Check each line for the string "Alternate". Give only the count of lines that have it.

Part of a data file
───

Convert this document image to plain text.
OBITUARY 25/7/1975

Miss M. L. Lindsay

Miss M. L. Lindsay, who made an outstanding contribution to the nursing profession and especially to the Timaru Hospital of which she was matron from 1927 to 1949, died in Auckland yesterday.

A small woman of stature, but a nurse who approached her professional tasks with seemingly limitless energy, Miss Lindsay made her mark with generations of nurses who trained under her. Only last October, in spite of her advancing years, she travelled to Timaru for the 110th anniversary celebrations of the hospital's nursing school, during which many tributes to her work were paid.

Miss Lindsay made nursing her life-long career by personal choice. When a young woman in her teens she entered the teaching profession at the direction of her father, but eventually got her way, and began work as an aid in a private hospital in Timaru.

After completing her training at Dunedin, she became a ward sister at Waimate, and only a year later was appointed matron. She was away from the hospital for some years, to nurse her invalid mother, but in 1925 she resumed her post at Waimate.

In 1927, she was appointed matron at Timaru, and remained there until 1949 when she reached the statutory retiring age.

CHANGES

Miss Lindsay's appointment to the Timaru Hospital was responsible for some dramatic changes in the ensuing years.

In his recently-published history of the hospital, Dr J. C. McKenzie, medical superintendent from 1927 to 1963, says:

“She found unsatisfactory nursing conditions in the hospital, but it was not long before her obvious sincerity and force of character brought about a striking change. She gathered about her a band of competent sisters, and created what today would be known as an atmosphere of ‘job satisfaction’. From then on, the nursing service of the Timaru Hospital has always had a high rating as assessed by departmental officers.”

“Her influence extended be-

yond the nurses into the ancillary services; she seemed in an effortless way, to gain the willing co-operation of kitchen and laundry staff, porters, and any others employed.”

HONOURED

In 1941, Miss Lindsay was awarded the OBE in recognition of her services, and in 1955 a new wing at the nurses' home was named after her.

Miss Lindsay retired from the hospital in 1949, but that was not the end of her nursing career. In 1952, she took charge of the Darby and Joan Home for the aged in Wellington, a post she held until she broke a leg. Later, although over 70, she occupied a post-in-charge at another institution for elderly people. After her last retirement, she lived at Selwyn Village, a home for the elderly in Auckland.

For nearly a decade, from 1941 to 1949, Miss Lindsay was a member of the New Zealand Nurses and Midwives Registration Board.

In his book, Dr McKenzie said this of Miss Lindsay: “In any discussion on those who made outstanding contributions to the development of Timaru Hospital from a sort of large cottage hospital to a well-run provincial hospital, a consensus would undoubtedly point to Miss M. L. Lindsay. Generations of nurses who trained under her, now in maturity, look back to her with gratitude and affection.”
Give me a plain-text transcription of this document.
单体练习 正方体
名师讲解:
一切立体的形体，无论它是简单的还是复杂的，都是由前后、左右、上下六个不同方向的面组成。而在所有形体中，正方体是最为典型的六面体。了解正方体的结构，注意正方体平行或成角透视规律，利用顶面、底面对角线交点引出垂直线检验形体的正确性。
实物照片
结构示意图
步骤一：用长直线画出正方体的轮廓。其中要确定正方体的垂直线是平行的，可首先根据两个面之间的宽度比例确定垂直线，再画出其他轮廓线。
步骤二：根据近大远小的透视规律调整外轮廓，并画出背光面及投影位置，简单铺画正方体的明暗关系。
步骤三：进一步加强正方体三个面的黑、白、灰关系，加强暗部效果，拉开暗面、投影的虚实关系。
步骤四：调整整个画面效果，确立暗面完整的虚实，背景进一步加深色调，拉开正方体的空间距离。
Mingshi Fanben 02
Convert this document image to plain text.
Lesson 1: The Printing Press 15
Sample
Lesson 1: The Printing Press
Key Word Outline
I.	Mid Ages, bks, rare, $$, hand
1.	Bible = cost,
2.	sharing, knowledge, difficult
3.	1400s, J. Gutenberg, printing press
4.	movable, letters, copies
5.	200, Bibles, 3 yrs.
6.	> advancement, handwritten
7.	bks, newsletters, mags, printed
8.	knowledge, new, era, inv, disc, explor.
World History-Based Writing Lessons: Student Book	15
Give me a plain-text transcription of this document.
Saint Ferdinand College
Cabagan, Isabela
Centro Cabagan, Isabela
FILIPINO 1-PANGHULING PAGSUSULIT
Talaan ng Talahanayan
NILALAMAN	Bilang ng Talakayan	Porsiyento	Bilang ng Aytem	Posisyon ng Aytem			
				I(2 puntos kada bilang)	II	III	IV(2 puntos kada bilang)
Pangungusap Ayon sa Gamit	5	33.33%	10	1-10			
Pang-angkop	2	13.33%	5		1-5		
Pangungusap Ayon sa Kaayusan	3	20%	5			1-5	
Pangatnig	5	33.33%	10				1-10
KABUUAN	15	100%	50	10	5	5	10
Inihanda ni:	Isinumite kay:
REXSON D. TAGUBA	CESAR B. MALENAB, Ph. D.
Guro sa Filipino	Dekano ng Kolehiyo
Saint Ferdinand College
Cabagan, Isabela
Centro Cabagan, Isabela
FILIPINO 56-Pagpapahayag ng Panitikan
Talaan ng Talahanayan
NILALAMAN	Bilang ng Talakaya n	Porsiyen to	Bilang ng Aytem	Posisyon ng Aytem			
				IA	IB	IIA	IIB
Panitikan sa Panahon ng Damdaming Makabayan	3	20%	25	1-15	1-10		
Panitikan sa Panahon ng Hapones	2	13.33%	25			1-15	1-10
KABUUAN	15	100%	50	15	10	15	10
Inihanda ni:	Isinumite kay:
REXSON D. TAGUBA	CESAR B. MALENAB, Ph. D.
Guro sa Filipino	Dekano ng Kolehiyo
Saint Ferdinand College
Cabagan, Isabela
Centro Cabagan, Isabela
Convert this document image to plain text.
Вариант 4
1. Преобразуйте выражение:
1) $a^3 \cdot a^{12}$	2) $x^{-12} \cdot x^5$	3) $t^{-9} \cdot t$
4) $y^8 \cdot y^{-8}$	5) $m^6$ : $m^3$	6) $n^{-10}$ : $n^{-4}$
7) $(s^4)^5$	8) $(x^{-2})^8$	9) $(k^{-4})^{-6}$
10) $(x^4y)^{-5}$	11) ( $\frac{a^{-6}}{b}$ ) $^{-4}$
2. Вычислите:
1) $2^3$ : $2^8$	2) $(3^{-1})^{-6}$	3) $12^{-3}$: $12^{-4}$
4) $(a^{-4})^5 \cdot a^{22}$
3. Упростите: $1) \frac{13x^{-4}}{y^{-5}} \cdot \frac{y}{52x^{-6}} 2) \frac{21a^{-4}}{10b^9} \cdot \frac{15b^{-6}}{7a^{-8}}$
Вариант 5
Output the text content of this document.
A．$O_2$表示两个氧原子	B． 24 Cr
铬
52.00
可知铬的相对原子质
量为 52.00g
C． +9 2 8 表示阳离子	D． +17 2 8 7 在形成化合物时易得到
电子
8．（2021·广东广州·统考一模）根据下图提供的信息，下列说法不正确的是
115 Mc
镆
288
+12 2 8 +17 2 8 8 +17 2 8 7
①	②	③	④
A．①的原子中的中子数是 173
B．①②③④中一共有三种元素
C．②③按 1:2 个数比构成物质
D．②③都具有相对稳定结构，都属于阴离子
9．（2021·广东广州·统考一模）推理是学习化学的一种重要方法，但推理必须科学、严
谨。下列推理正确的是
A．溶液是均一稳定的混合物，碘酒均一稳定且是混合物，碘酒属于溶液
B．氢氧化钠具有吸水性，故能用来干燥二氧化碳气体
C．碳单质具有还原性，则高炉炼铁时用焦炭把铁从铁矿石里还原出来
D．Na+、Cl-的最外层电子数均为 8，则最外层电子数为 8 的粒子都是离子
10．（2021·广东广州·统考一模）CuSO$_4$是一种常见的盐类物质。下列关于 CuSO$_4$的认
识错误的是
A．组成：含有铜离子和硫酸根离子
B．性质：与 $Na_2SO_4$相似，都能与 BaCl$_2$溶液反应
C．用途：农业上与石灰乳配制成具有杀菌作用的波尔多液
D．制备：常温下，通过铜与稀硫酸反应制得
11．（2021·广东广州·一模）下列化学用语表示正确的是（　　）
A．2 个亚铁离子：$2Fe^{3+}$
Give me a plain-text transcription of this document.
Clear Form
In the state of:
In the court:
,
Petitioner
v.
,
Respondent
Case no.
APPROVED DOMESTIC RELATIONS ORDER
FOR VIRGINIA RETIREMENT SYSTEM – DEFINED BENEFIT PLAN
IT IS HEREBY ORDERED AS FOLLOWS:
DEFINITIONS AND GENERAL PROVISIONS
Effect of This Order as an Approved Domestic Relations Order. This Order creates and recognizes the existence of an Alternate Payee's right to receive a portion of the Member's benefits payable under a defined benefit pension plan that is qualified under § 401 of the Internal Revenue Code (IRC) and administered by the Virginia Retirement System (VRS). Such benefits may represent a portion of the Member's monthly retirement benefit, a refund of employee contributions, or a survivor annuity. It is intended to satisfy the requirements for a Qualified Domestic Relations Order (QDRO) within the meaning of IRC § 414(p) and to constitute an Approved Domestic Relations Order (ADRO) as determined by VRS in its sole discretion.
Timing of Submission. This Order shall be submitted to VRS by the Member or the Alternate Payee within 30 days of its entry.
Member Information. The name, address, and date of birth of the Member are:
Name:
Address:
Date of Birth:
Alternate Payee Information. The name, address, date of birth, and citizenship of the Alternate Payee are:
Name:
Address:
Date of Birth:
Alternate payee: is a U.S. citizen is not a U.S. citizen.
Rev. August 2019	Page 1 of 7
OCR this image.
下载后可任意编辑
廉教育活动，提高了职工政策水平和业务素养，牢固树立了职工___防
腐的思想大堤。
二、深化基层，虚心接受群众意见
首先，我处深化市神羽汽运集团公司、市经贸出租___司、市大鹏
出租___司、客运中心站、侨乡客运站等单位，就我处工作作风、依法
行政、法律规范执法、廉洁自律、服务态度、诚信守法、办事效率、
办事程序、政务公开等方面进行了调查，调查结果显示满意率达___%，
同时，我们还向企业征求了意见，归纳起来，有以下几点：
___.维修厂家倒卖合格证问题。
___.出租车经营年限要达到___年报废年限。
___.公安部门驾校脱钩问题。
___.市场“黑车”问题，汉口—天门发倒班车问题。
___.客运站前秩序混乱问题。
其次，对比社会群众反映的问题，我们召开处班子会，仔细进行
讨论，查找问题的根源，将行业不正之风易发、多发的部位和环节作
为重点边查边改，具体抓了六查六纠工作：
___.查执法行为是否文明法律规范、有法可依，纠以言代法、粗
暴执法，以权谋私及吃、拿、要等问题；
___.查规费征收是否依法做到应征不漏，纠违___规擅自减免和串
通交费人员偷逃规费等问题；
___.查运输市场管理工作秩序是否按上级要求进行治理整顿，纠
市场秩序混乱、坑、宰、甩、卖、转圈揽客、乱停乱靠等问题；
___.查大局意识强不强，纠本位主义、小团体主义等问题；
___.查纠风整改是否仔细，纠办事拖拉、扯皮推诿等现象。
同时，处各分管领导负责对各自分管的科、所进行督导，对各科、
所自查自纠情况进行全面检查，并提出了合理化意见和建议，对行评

───

#### Correct answer
4